[Image-based layout entries]
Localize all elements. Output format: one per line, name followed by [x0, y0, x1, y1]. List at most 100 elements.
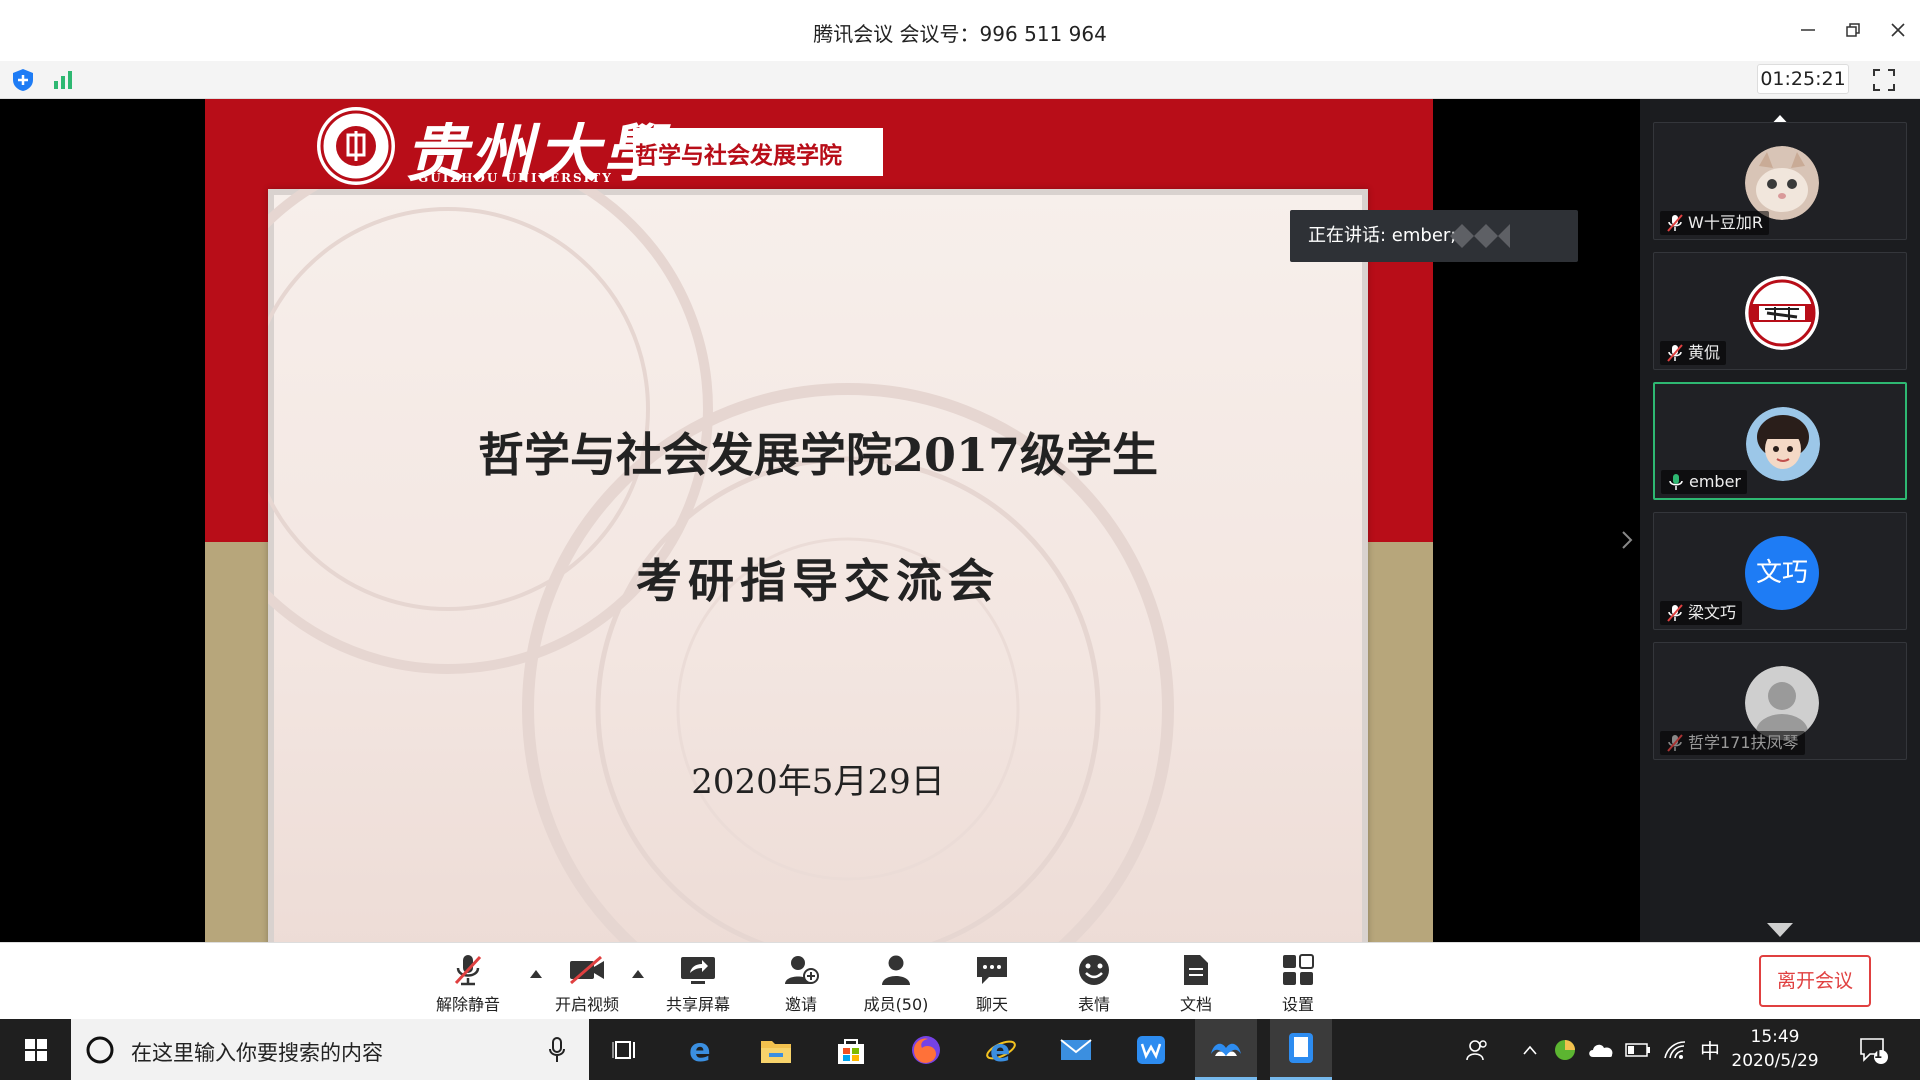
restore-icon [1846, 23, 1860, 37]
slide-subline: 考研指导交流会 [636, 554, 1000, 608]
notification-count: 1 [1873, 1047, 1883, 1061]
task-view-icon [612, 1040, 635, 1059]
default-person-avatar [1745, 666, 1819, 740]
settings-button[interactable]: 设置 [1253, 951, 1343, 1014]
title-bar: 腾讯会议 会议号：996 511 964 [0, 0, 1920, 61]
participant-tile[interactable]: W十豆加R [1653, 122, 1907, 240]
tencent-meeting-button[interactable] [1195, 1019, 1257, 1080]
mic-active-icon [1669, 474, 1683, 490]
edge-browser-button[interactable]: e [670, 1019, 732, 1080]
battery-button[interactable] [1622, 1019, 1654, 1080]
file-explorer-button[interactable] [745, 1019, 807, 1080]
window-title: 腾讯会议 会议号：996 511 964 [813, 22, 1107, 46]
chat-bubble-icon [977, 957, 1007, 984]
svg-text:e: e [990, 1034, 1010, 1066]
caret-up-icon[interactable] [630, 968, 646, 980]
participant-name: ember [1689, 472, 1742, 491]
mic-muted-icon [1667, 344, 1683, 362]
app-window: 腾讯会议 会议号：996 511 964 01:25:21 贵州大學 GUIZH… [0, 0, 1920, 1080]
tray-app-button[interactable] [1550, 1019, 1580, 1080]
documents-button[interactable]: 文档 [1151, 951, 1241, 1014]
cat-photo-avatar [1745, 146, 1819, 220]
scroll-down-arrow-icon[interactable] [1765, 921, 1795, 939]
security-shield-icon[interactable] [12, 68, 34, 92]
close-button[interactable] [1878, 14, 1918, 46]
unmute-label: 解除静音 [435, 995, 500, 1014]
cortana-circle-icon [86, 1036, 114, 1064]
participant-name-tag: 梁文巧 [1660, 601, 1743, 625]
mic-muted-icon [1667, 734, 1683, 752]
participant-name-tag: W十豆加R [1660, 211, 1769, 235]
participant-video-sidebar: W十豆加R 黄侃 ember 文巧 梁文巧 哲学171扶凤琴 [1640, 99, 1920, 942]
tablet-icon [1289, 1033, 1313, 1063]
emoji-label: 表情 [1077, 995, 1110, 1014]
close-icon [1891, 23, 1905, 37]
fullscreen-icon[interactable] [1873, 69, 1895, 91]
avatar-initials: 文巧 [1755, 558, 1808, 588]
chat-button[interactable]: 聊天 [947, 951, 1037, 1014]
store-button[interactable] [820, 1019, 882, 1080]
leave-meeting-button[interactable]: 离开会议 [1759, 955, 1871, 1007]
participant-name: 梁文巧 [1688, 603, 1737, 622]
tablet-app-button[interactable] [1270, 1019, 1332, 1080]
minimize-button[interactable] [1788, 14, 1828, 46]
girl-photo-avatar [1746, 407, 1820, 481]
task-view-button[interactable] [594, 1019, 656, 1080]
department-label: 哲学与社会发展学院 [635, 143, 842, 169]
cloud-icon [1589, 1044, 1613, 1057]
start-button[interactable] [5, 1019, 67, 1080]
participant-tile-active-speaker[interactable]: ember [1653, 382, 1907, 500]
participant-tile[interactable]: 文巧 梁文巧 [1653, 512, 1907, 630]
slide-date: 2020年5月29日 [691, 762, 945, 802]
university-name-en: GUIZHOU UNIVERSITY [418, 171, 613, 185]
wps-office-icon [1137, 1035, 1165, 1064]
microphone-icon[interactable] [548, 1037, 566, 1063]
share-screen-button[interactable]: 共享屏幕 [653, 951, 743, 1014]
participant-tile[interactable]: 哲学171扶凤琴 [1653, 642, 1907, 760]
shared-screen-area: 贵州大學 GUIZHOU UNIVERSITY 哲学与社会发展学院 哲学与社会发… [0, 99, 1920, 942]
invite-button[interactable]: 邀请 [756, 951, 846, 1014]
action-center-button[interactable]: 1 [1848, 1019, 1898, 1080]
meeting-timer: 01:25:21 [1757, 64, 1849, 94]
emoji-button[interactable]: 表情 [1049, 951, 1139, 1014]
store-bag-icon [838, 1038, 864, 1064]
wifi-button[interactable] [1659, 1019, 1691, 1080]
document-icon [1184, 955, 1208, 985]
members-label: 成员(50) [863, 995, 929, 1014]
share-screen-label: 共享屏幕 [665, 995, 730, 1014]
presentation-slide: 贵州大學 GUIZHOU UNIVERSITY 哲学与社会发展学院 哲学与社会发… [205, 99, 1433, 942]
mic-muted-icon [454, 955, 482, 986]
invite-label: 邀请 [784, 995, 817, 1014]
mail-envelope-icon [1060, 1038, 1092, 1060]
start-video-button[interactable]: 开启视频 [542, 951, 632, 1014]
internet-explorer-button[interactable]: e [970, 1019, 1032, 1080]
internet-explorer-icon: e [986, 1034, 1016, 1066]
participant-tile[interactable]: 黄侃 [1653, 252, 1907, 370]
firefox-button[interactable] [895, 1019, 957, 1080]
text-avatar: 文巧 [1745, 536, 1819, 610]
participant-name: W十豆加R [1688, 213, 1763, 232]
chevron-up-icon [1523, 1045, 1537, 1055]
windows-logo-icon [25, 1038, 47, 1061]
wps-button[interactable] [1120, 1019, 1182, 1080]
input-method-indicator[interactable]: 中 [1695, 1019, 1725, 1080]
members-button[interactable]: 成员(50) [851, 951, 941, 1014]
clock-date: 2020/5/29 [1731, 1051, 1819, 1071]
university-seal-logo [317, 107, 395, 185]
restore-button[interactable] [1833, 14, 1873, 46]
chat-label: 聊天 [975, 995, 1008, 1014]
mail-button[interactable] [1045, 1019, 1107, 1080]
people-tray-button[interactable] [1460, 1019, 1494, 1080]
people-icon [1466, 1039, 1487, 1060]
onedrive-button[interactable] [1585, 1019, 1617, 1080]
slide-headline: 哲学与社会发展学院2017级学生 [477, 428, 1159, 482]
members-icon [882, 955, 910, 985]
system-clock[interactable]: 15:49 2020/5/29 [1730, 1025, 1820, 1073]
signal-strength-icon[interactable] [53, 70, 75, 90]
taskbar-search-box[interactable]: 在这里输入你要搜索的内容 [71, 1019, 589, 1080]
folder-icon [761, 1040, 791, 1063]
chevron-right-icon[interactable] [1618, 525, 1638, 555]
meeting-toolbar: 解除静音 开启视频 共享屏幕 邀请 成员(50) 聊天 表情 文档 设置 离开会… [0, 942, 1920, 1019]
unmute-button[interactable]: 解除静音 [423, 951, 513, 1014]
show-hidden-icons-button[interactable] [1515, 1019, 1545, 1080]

#### [Work to do]
Copy the data word for word, from the line with "restore-icon [1846, 23, 1860, 37]" to the line with "edge-browser-button[interactable]: e [670, 1019, 732, 1080]", including both of those lines.

#### [Complete answer]
restore-icon [1846, 23, 1860, 37]
slide-subline: 考研指导交流会 [636, 554, 1000, 608]
notification-count: 1 [1873, 1047, 1883, 1061]
task-view-icon [612, 1040, 635, 1059]
default-person-avatar [1745, 666, 1819, 740]
settings-button[interactable]: 设置 [1253, 951, 1343, 1014]
title-bar: 腾讯会议 会议号：996 511 964 [0, 0, 1920, 61]
participant-tile[interactable]: W十豆加R [1653, 122, 1907, 240]
tencent-meeting-button[interactable] [1195, 1019, 1257, 1080]
mic-active-icon [1669, 474, 1683, 490]
edge-browser-button[interactable]: e [670, 1019, 732, 1080]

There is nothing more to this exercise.